>> Start

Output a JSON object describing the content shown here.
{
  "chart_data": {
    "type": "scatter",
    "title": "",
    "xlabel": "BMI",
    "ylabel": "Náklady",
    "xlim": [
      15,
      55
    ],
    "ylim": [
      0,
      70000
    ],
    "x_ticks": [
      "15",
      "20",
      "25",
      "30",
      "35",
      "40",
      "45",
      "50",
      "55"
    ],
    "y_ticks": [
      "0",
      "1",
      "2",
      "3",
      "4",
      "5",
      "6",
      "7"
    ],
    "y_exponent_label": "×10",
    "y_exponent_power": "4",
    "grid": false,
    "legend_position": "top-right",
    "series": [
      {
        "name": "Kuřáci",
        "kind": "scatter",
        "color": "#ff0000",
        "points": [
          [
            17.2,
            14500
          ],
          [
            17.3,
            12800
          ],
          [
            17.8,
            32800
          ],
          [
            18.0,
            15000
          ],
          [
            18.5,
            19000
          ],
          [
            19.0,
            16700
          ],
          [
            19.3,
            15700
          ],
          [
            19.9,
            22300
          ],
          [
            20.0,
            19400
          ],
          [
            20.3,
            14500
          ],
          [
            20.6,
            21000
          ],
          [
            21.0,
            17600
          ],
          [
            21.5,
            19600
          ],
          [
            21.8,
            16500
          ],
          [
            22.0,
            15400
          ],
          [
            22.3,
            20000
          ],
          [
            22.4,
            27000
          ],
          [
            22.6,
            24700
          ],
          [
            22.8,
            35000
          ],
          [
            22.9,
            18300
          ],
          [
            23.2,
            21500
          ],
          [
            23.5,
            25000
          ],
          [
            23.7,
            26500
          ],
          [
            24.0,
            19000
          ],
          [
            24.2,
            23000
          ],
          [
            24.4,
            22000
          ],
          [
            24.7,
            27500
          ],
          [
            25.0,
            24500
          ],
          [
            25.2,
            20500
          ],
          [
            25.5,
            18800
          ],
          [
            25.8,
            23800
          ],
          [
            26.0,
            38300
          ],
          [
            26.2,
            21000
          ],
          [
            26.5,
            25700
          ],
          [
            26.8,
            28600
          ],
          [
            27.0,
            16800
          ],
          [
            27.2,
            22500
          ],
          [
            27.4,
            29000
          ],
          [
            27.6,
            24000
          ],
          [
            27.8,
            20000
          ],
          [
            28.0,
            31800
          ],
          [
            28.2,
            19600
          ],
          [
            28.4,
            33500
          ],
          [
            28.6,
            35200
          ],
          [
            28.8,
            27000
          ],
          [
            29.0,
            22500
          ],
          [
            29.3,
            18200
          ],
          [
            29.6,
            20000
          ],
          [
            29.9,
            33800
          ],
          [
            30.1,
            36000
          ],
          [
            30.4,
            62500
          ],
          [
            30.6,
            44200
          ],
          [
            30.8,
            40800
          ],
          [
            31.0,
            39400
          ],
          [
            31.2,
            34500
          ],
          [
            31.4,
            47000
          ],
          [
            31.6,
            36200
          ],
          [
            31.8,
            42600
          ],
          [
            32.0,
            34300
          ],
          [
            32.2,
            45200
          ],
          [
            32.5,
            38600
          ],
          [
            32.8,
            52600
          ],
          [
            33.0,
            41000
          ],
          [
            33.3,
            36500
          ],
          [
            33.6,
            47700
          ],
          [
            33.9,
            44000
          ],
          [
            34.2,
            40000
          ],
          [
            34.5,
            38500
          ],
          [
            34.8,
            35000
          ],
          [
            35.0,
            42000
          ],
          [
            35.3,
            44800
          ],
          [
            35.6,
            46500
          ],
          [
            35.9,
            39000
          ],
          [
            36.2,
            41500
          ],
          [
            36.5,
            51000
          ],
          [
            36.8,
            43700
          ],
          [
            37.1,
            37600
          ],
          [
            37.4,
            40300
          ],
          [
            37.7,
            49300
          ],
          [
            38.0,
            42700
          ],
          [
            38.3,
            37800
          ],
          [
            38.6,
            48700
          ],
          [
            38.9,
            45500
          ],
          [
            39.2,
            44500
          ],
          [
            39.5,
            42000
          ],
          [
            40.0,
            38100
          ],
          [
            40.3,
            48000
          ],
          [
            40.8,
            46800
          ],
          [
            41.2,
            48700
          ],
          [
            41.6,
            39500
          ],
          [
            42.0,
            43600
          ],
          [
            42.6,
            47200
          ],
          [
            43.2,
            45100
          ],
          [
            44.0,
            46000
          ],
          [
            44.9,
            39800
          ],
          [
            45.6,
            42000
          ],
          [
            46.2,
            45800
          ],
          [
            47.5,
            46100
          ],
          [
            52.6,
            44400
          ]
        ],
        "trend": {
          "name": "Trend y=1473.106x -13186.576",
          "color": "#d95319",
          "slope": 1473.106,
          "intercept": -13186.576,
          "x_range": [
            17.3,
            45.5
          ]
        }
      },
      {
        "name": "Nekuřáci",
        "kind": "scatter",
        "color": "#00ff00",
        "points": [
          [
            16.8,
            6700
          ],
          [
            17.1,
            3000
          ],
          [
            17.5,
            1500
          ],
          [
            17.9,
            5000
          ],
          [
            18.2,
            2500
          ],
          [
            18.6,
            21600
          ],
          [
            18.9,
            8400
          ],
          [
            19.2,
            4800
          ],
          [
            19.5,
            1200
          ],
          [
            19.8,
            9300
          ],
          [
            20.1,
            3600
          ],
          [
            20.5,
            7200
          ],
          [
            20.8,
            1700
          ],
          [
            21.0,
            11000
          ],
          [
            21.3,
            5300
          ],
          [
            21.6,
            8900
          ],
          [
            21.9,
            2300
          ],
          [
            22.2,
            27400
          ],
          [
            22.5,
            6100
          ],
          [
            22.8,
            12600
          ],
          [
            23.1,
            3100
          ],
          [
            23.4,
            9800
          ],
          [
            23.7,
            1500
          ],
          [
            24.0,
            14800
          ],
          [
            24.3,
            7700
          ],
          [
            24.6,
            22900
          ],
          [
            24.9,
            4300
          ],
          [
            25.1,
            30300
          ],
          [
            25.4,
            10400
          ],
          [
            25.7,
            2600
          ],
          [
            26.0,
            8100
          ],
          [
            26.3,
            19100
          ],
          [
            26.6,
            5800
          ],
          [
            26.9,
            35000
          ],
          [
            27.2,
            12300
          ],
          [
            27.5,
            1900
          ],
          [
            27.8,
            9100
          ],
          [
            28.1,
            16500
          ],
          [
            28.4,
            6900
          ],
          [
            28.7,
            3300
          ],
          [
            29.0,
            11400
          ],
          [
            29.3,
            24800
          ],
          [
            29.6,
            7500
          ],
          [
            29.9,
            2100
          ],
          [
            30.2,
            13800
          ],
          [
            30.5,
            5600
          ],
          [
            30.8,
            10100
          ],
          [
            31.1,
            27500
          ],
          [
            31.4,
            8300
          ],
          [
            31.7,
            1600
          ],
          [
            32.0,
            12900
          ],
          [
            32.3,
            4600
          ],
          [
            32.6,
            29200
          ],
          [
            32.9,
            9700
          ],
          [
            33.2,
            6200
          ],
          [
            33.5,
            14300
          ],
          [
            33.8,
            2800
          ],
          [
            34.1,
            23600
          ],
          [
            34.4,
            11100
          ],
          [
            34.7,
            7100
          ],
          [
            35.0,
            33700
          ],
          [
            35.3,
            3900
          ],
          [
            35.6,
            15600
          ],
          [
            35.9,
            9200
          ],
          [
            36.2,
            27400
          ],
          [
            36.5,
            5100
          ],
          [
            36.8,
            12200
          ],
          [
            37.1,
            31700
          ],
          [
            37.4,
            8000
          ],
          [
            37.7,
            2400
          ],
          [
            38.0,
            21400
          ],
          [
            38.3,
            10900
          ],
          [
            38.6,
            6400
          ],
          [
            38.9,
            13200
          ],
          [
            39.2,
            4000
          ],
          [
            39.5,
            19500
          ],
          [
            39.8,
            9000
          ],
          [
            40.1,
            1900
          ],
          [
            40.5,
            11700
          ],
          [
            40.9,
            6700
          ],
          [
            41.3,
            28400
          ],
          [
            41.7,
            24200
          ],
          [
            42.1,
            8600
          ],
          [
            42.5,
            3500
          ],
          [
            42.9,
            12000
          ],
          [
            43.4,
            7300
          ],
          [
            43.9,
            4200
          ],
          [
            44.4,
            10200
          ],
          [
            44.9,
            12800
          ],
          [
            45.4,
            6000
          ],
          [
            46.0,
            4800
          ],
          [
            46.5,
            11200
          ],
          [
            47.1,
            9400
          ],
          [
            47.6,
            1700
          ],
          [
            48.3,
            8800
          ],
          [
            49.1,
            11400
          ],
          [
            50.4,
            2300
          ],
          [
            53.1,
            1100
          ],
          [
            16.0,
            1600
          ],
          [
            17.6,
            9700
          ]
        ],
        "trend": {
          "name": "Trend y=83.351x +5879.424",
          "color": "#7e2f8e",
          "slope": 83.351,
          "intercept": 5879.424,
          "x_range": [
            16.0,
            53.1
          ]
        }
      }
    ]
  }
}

>> End

* **Task description**:
Copy each line containing the word "name" from the data.

* **Worked answer**:
        "name": "Kuřáci",
          "name": "Trend y=1473.106x -13186.576",
        "name": "Nekuřáci",
          "name": "Trend y=83.351x +5879.424",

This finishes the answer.